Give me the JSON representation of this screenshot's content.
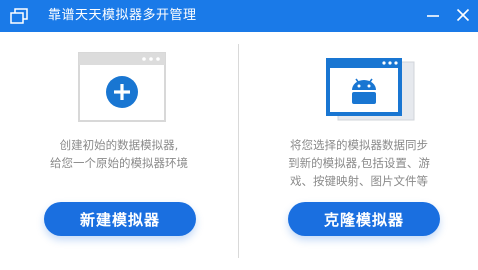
{
  "window": {
    "title": "靠谱天天模拟器多开管理"
  },
  "titlebar": {
    "icons": [
      "window-stack-icon",
      "minimize-icon",
      "close-icon"
    ]
  },
  "left_panel": {
    "icon": "add-emulator-window-icon",
    "description_line1": "创建初始的数据模拟器,",
    "description_line2": "给您一个原始的模拟器环境",
    "button_label": "新建模拟器"
  },
  "right_panel": {
    "icon": "android-clone-window-icon",
    "description_line1": "将您选择的模拟器数据同步",
    "description_line2": "到新的模拟器,包括设置、游",
    "description_line3": "戏、按键映射、图片文件等",
    "button_label": "克隆模拟器"
  },
  "colors": {
    "titlebar": "#1a7ae8",
    "primary_button": "#1a6fe0",
    "description_text": "#8a8a8a",
    "illustration_gray": "#dcdcdc",
    "illustration_blue": "#1976d2"
  }
}
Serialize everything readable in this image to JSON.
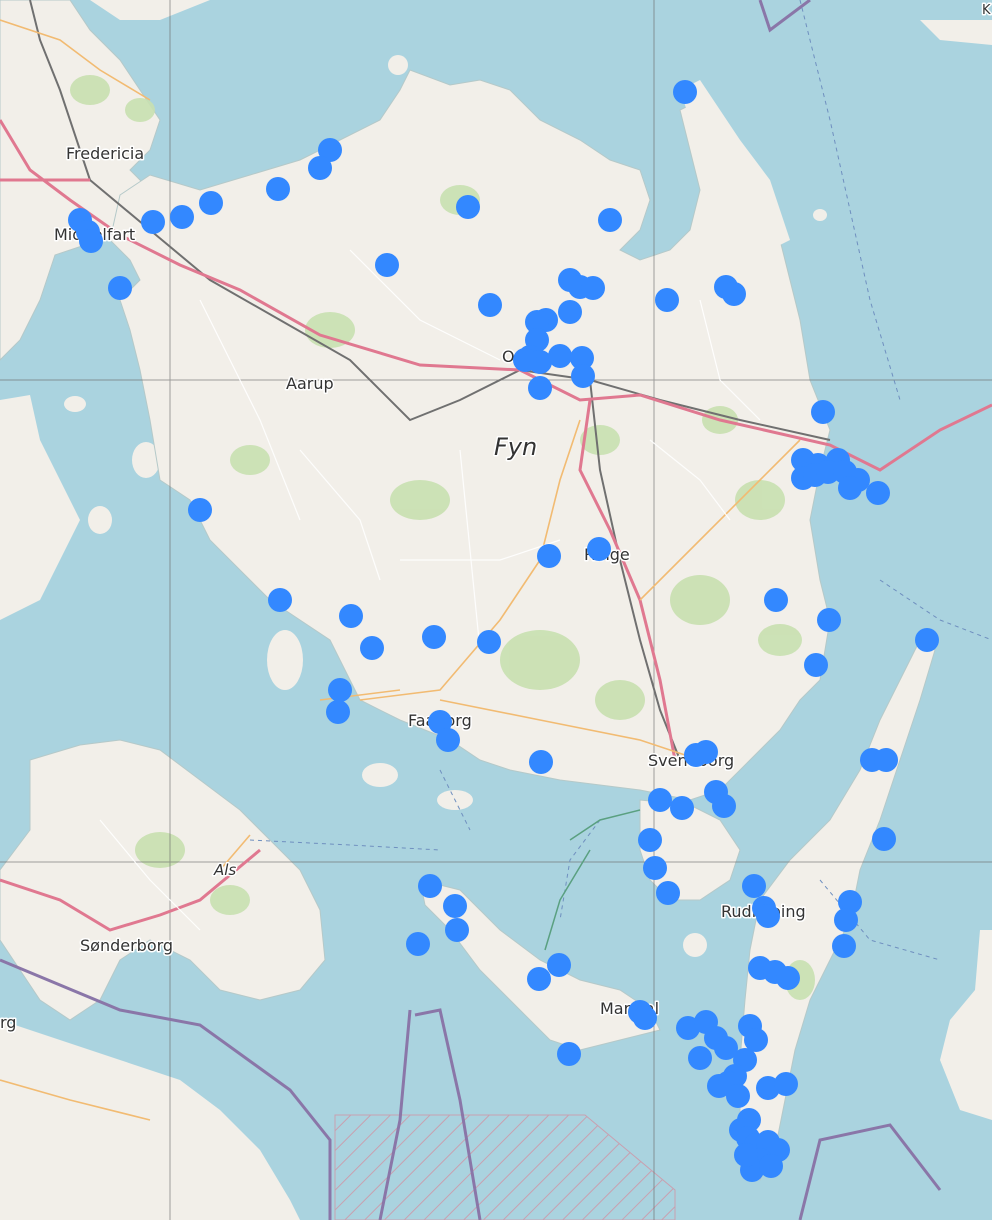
{
  "map": {
    "colors": {
      "water": "#aad3df",
      "land": "#f2efe9",
      "forest": "#b8d8a0",
      "motorway": "#e07890",
      "primary": "#f7c98a",
      "rail": "#707070",
      "border": "#7a6a9a",
      "marker": "#3388ff"
    },
    "labels": {
      "fredericia": "Fredericia",
      "middelfart": "Middelfart",
      "odense": "O",
      "aarup": "Aarup",
      "fyn": "Fyn",
      "ringe": "Ringe",
      "faaborg": "Faaborg",
      "svendborg": "Svendborg",
      "als": "Als",
      "sonderborg": "Sønderborg",
      "rudkobing": "Rudkøbing",
      "marstal": "Marstal",
      "corner_rg": "rg",
      "corner_k": "K"
    },
    "marker_icon": "location-marker-icon",
    "marker_count": 150
  }
}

> _The request_: Copy the data word for word. Pictures do not go in the copy.

> _Problem solution_:
Give me the JSON representation of this screenshot's content.
{
  "window": {
    "title": "靠谱天天模拟器多开管理"
  },
  "titlebar": {
    "icons": [
      "window-stack-icon",
      "minimize-icon",
      "close-icon"
    ]
  },
  "left_panel": {
    "icon": "add-emulator-window-icon",
    "description_line1": "创建初始的数据模拟器,",
    "description_line2": "给您一个原始的模拟器环境",
    "button_label": "新建模拟器"
  },
  "right_panel": {
    "icon": "android-clone-window-icon",
    "description_line1": "将您选择的模拟器数据同步",
    "description_line2": "到新的模拟器,包括设置、游",
    "description_line3": "戏、按键映射、图片文件等",
    "button_label": "克隆模拟器"
  },
  "colors": {
    "titlebar": "#1a7ae8",
    "primary_button": "#1a6fe0",
    "description_text": "#8a8a8a",
    "illustration_gray": "#dcdcdc",
    "illustration_blue": "#1976d2"
  }
}
Serialize everything readable in this image to JSON.
{
  "map": {
    "colors": {
      "water": "#aad3df",
      "land": "#f2efe9",
      "forest": "#b8d8a0",
      "motorway": "#e07890",
      "primary": "#f7c98a",
      "rail": "#707070",
      "border": "#7a6a9a",
      "marker": "#3388ff"
    },
    "labels": {
      "fredericia": "Fredericia",
      "middelfart": "Middelfart",
      "odense": "O",
      "aarup": "Aarup",
      "fyn": "Fyn",
      "ringe": "Ringe",
      "faaborg": "Faaborg",
      "svendborg": "Svendborg",
      "als": "Als",
      "sonderborg": "Sønderborg",
      "rudkobing": "Rudkøbing",
      "marstal": "Marstal",
      "corner_rg": "rg",
      "corner_k": "K"
    },
    "marker_icon": "location-marker-icon",
    "marker_count": 150
  }
}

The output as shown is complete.